--- start ---
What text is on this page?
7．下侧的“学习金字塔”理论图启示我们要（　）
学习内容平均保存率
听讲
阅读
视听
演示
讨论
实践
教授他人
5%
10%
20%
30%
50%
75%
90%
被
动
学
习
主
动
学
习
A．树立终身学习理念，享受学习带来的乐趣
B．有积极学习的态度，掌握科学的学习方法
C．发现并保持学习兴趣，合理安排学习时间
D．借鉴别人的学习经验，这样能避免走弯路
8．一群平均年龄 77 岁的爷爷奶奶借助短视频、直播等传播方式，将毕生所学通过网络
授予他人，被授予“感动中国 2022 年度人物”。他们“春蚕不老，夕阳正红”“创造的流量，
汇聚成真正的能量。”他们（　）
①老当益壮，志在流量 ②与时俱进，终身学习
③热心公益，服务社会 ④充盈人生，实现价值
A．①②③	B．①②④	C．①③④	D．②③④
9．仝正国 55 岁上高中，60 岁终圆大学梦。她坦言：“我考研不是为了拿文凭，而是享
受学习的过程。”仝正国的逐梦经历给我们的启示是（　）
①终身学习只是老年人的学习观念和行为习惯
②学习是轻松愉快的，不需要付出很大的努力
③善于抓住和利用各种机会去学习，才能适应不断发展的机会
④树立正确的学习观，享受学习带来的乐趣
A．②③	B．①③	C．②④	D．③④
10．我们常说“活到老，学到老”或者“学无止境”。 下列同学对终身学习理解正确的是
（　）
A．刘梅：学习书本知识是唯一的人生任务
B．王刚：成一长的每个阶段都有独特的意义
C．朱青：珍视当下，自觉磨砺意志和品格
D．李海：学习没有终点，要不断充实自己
--- end ---
## What needs to be done
Each entry must be reproduced verbatim.

## Task answer
What text is on this page?
7．下侧的“学习金字塔”理论图启示我们要（　）
学习内容平均保存率
听讲
阅读
视听
演示
讨论
实践
教授他人
5%
10%
20%
30%
50%
75%
90%
被
动
学
习
主
动
学
习
A．树立终身学习理念，享受学习带来的乐趣
B．有积极学习的态度，掌握科学的学习方法
C．发现并保持学习兴趣，合理安排学习时间
D．借鉴别人的学习经验，这样能避免走弯路
8．一群平均年龄 77 岁的爷爷奶奶借助短视频、直播等传播方式，将毕生所学通过网络
授予他人，被授予“感动中国 2022 年度人物”。他们“春蚕不老，夕阳正红”“创造的流量，
汇聚成真正的能量。”他们（　）
①老当益壮，志在流量 ②与时俱进，终身学习
③热心公益，服务社会 ④充盈人生，实现价值
A．①②③	B．①②④	C．①③④	D．②③④
9．仝正国 55 岁上高中，60 岁终圆大学梦。她坦言：“我考研不是为了拿文凭，而是享
受学习的过程。”仝正国的逐梦经历给我们的启示是（　）
①终身学习只是老年人的学习观念和行为习惯
②学习是轻松愉快的，不需要付出很大的努力
③善于抓住和利用各种机会去学习，才能适应不断发展的机会
④树立正确的学习观，享受学习带来的乐趣
A．②③	B．①③	C．②④	D．③④
10．我们常说“活到老，学到老”或者“学无止境”。 下列同学对终身学习理解正确的是
（　）
A．刘梅：学习书本知识是唯一的人生任务
B．王刚：成一长的每个阶段都有独特的意义
C．朱青：珍视当下，自觉磨砺意志和品格
D．李海：学习没有终点，要不断充实自己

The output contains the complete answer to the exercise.